Figure dataset records

──────

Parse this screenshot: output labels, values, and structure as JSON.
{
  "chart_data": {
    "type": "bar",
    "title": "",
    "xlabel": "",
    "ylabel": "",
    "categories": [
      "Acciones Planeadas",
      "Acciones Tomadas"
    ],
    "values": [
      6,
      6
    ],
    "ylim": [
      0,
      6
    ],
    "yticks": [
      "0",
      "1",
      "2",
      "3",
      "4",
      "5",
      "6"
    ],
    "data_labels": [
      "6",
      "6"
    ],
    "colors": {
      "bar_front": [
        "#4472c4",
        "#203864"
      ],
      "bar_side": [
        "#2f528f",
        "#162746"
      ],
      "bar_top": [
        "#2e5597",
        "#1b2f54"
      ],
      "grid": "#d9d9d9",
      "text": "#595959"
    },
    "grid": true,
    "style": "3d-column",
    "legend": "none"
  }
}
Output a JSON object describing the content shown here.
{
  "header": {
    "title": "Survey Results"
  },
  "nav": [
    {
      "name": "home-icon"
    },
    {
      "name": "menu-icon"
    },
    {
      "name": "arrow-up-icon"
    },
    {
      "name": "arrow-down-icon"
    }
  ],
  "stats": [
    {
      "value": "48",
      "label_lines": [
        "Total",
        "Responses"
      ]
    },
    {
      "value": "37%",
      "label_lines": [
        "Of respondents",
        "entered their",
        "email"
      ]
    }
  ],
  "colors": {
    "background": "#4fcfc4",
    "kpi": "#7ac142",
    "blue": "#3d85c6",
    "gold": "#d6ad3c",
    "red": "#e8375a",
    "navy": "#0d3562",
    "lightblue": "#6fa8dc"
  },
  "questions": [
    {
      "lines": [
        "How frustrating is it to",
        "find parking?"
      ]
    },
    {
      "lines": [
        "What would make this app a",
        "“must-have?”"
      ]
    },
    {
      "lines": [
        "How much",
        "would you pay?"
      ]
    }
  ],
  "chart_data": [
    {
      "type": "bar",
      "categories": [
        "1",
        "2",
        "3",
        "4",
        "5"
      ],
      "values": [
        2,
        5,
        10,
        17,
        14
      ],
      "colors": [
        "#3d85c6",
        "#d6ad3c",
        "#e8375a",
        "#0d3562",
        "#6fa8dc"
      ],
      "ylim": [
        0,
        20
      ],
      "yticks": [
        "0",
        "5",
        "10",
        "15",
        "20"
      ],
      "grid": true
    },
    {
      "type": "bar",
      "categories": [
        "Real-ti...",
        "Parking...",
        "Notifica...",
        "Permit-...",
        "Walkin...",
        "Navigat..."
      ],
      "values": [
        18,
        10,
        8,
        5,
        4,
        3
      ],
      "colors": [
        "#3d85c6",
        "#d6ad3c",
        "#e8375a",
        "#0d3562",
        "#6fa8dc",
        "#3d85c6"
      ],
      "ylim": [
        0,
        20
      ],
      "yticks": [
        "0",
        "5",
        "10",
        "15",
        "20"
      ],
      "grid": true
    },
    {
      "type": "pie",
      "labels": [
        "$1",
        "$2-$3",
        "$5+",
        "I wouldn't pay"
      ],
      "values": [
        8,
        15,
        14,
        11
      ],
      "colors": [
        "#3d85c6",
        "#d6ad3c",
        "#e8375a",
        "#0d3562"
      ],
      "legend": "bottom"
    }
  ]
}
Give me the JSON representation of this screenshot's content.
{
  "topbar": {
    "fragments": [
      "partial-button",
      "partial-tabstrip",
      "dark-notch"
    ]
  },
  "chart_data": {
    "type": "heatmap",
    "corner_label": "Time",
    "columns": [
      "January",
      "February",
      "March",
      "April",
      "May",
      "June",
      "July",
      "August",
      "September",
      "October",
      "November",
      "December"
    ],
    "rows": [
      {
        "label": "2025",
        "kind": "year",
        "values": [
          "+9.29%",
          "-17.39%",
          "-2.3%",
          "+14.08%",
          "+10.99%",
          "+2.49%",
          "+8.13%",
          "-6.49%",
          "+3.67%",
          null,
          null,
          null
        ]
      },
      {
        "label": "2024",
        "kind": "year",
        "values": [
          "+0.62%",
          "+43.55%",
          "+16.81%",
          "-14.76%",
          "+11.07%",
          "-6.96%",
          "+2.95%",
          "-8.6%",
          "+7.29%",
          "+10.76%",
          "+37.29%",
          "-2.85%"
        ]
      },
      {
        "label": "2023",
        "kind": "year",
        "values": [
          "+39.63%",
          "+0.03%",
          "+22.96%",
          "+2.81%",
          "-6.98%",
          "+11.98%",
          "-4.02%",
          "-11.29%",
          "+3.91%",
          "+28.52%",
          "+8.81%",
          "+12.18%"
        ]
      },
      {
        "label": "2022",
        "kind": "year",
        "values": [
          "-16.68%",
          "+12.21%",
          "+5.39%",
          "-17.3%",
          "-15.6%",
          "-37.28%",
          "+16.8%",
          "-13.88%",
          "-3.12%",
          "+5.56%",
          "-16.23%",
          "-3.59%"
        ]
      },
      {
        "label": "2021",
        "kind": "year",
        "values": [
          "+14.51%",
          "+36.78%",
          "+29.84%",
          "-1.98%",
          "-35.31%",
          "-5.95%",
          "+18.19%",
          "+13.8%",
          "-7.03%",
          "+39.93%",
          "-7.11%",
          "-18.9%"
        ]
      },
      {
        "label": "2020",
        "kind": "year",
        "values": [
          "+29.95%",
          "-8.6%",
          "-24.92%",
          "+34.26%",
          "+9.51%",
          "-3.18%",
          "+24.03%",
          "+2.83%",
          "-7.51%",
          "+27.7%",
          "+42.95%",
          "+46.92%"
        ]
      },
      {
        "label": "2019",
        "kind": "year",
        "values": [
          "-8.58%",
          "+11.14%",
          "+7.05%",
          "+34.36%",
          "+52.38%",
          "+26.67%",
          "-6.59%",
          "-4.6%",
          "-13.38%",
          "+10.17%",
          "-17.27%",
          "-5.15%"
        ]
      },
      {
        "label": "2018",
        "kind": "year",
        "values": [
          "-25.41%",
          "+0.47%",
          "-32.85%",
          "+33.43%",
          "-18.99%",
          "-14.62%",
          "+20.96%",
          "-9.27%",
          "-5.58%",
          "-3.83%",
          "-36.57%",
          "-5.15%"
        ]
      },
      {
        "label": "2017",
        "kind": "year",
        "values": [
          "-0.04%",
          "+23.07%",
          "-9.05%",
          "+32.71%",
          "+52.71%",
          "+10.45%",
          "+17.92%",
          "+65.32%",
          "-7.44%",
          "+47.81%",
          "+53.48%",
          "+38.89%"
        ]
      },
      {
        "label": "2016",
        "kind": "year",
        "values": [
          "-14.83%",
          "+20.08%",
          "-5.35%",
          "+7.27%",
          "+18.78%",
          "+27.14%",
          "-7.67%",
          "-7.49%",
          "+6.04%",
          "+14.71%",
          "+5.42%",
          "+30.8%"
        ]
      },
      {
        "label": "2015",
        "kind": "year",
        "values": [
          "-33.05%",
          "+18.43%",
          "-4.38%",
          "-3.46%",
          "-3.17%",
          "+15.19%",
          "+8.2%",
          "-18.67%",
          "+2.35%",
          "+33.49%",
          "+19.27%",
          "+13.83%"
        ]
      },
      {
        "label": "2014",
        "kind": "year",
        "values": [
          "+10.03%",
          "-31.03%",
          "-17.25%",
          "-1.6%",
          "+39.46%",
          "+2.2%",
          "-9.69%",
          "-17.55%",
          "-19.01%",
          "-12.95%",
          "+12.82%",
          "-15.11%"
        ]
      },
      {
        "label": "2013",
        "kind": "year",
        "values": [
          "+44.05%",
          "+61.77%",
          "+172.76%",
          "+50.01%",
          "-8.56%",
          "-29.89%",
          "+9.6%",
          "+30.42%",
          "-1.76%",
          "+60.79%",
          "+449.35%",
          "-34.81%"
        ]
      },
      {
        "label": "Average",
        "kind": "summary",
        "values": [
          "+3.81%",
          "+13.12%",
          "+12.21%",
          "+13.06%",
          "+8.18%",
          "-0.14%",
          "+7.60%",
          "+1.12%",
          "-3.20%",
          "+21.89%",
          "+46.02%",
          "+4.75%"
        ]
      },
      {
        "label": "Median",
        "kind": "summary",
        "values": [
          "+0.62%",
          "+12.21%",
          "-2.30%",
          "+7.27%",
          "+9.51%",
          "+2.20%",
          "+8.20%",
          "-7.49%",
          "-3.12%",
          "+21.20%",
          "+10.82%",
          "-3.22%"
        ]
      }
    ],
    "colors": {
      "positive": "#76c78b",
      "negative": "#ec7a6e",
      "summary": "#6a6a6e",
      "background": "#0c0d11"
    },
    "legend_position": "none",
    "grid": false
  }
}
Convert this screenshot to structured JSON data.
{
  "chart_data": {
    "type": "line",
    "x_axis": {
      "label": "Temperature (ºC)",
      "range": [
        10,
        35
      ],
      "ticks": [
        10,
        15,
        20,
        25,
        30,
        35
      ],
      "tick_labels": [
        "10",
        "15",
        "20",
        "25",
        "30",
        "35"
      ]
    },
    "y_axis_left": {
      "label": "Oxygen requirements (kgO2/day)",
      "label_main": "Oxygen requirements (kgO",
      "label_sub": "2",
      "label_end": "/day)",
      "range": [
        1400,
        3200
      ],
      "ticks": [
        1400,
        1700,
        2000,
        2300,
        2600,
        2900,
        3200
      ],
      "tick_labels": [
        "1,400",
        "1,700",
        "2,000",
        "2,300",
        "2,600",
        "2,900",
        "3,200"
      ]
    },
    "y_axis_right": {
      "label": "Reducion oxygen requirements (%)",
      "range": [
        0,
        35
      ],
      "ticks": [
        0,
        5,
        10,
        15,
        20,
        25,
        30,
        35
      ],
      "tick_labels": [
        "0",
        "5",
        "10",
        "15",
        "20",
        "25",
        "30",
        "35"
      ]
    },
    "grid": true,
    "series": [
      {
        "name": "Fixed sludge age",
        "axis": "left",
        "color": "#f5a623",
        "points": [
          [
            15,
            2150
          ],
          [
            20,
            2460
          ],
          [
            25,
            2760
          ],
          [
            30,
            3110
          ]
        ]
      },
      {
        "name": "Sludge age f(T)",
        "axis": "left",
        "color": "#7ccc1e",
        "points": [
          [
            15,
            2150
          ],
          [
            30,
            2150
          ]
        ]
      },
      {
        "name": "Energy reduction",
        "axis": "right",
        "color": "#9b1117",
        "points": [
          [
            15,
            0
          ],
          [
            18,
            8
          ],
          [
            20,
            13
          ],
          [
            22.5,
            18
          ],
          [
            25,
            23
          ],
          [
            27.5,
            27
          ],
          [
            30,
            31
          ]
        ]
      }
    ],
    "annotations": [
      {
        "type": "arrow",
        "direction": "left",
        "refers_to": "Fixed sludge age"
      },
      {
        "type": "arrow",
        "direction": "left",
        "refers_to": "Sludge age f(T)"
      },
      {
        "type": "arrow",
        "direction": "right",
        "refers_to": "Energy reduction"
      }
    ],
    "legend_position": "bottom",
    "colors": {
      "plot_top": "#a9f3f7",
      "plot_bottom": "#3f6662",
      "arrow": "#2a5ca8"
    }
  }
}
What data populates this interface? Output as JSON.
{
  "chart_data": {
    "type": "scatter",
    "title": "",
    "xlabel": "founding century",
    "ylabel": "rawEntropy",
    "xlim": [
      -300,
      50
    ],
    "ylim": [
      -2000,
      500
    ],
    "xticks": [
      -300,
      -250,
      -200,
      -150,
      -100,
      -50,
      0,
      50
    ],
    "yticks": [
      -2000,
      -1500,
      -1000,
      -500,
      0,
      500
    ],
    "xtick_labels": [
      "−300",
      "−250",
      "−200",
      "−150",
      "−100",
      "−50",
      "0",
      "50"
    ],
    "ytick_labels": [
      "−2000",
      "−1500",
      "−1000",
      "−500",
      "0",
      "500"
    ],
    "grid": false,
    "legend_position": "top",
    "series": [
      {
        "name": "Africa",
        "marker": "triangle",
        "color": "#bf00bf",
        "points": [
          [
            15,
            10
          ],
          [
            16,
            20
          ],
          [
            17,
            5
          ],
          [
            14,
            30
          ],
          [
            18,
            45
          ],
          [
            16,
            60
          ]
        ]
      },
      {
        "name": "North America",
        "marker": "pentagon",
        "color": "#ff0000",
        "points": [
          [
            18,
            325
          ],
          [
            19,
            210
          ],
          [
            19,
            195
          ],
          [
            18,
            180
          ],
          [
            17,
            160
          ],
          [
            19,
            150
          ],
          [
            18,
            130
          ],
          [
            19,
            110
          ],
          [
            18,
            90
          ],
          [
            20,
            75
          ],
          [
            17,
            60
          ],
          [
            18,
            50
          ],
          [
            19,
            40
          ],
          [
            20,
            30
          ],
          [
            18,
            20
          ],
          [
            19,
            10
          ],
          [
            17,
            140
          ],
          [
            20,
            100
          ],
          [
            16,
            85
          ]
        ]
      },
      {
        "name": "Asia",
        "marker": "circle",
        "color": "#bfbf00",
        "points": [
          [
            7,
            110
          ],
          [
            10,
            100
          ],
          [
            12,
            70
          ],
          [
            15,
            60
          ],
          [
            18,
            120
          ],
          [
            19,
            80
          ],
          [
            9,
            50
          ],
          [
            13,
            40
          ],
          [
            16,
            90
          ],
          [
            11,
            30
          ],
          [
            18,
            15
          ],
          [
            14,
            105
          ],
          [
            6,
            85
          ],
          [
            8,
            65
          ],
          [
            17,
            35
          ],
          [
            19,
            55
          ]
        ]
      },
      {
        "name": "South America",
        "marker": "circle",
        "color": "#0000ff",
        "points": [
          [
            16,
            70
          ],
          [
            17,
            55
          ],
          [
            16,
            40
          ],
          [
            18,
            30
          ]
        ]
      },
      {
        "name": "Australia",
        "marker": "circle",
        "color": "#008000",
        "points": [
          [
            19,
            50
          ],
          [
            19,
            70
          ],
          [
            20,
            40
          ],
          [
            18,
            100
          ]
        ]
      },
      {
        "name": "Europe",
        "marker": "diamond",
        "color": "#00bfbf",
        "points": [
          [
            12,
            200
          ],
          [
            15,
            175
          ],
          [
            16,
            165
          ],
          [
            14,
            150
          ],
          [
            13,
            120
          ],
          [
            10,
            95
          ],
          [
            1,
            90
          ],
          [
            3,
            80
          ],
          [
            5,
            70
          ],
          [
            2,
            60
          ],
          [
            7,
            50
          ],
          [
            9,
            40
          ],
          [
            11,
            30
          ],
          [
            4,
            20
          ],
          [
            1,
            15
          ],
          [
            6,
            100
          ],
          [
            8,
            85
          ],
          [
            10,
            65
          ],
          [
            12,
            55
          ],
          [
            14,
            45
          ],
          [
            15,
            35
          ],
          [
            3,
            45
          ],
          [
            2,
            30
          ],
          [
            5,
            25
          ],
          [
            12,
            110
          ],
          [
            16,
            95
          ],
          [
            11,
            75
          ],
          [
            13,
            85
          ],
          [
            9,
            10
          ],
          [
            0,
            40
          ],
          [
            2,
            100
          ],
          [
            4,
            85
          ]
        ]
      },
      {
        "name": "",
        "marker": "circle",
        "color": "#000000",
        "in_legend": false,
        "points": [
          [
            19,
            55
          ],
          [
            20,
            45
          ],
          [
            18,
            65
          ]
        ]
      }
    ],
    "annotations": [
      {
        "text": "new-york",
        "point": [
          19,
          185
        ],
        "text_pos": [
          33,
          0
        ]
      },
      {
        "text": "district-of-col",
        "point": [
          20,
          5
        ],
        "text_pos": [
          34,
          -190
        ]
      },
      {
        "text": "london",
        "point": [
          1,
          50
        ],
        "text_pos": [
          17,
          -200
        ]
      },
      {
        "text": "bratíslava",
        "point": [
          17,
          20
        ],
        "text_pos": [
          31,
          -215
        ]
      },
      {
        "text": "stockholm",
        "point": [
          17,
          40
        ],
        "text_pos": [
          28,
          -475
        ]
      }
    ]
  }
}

──────

Only lines with the string "screenshot" belong in your answer; copy each one.

* Finished exercise:
Parse this screenshot: output labels, values, and structure as JSON.
Give me the JSON representation of this screenshot's content.
Convert this screenshot to structured JSON data.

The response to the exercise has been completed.